# [Task item A]
According to the faculty profile of J. Michael Fitzpatrick, in what year did he join Vanderbilt's School of Engineering as assistant professor of computer science?
# [Task item B]
Summarize the faculty profile of J. Michael Fitzpatrick in two sentences.
# [Task item C]
Continue the faculty profile of J. Michael Fitzpatrick from its final sentence onward.

*** Passage Section Begins ***

J. Michael Fitzpatrick
Research Professor of Computer Science
Professor of Computer Science, Emeritus
Professor of Computer Engineering, Emeritus
Professor of Electrical Engineering, Emeritus
Professor of Radiology and Radiological Sciences, Emeritus
Professor of Neurological Surgery, Emeritus
Medical imaging, image processing, image registration, magnetic resonance imaging (MRI)
J. Michael Fitzpatrick received the Bachelor of Science degree (1967) in physics from the University of North Carolina, the Doctor of Philosophy degree (1972) in physics from Florida State University, and the Master of Science degree (1982) in computer science from the University of North Carolina. After a postdoctoral year at the University of British Columbia (1973-4), he taught chemistry for one year at Clemson University, and physics and mathematics at Newberry College (1975-80), chairing that department from 1978 to 1980. In 1982, he joined the faculty of the School of Engineering at Vanderbilt as assistant professor of computer science. He is a fellow of the International Society for Optical Engineering and a senior member of the Institute of Electrical and Electronics Engineers, and became professor emeritus in 2010.

*** Passage Section Ends ***
*** Supplied records Section Begins ***

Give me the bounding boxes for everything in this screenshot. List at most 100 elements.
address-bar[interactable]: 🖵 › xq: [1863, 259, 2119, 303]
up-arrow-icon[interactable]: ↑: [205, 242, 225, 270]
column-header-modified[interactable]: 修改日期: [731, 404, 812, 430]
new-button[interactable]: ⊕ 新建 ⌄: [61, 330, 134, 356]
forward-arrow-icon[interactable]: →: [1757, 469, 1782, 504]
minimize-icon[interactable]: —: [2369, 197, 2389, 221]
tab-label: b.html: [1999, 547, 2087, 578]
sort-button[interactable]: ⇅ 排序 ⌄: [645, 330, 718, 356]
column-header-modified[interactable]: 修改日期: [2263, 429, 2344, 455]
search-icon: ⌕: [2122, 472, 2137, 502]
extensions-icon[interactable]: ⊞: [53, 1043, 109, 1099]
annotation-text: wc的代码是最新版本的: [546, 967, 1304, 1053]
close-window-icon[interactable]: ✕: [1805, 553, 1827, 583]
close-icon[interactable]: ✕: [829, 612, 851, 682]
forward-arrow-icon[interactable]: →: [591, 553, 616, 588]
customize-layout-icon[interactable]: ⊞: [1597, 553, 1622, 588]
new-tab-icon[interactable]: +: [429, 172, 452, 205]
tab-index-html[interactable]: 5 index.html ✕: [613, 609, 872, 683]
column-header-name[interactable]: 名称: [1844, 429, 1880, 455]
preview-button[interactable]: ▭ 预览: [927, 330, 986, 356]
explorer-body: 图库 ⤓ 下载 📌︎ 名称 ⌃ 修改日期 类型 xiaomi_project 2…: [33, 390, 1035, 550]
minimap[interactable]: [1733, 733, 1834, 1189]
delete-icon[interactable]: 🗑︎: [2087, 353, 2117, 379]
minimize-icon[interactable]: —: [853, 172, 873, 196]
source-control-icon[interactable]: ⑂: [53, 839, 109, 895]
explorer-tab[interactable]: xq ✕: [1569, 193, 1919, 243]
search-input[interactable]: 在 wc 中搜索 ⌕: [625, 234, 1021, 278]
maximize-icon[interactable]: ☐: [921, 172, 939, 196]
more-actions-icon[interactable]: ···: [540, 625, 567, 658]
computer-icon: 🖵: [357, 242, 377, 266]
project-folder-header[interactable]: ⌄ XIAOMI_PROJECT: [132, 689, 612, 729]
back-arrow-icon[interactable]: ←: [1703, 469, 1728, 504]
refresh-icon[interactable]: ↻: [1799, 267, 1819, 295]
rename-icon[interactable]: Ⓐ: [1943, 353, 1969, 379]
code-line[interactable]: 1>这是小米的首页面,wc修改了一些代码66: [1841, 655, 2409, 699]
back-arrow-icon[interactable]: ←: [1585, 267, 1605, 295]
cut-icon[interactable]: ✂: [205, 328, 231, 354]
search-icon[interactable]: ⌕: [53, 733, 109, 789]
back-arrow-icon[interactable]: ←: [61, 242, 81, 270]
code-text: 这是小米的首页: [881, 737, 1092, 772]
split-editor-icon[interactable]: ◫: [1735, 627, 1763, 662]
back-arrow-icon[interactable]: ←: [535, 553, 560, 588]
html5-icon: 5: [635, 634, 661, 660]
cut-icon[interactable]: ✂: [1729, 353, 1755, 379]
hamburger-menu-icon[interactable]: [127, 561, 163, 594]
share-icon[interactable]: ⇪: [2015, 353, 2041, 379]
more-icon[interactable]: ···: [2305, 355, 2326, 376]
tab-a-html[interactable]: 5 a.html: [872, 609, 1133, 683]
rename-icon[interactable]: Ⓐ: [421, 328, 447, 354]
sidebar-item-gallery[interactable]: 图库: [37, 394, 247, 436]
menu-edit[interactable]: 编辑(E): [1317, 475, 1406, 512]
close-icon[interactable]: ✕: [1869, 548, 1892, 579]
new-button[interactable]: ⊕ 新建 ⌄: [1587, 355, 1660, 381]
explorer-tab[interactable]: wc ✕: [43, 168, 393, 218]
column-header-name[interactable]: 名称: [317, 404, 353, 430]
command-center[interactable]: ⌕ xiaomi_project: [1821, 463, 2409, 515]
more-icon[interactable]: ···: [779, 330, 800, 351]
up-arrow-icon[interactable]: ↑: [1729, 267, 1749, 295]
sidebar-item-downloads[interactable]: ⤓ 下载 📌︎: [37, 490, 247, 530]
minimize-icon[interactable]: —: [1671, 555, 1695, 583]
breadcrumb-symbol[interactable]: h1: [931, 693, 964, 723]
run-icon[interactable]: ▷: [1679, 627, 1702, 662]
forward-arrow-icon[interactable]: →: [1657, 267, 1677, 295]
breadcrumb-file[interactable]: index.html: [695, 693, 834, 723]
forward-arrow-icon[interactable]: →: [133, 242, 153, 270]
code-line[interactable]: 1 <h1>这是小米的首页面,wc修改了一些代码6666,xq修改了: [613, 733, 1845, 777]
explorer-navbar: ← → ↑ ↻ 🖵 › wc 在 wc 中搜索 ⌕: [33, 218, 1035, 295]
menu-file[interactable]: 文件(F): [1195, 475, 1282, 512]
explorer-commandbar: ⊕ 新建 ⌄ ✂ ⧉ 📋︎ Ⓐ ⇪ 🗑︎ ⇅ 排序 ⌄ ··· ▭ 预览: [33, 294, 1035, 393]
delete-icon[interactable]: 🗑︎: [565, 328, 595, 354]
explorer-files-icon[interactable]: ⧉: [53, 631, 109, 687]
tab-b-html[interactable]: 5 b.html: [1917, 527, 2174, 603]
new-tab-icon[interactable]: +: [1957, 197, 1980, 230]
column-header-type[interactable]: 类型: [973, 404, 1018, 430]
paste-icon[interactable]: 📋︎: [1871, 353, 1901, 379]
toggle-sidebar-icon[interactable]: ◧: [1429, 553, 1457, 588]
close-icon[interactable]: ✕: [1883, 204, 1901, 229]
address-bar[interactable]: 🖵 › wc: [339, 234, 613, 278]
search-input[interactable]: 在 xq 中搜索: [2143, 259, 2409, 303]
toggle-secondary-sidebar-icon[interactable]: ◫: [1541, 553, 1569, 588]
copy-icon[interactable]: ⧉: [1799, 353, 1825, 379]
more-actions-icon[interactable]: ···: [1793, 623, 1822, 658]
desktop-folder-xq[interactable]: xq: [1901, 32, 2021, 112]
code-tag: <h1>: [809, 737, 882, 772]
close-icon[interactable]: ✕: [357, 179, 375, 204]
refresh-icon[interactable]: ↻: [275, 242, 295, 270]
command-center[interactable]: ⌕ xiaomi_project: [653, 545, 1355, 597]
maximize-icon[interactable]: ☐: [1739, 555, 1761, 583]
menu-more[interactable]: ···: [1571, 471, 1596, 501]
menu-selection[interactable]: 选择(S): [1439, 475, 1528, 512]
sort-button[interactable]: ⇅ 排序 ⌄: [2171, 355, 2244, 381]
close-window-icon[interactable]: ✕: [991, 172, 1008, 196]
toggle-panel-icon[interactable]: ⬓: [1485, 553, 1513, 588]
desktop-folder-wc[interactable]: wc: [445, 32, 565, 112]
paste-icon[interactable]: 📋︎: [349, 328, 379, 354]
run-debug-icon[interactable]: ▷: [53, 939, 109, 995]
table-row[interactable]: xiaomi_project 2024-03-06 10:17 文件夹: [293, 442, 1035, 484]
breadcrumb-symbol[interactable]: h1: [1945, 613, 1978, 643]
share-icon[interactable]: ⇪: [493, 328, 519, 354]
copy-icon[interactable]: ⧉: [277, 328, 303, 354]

*** Supplied records Section Ends ***

# [Written answer A]
1982

# [Written answer B]
J. Michael Fitzpatrick earned physics degrees from the University of North Carolina and Florida State University and a master's in computer science from North Carolina. After postdoctoral work and teaching at Clemson and Newberry College, he joined Vanderbilt's engineering faculty in computer science in 1982 and became professor emeritus in 2010.

# [Written answer C]
Professor Fitzpatrick’s research area spans medical image processing and surgical guidance. He has published over 190 papers and holds fourteen patents for devices and algorithms in surgical guidance. He has worked closely with physicians and surgeons in the Departments of Radiology, Neurological Surgery, and Otolaryngology, and from 1988 to 1995 he led the software development at Vanderbilt for the world’s first FDA-cleared surgical navigation system based on fiducial markers, a system on which the guidance systems in almost all present-day operating rooms are based. In addition, he and his students developed new approaches to the statistical assessment and theoretical prediction of accuracy in surgical guidance that have achieved worldwide recognition as a standard for the evaluation of guidance techniques and the alignment of magnetic resonance and computed tomography images.
Since his arrival at Vanderbilt Professor Fitzpatrick has taught a wide range of courses to undergraduate to graduate students, but he has focused on the early undergraduate years, teaching programming to thousands of first-year and second-year students. In 2001 he created a new course for non-computer science majors entitled, “Introductory Programming for Engineers and Scientists”, which grew to become the largest programming course in the School of Engineering.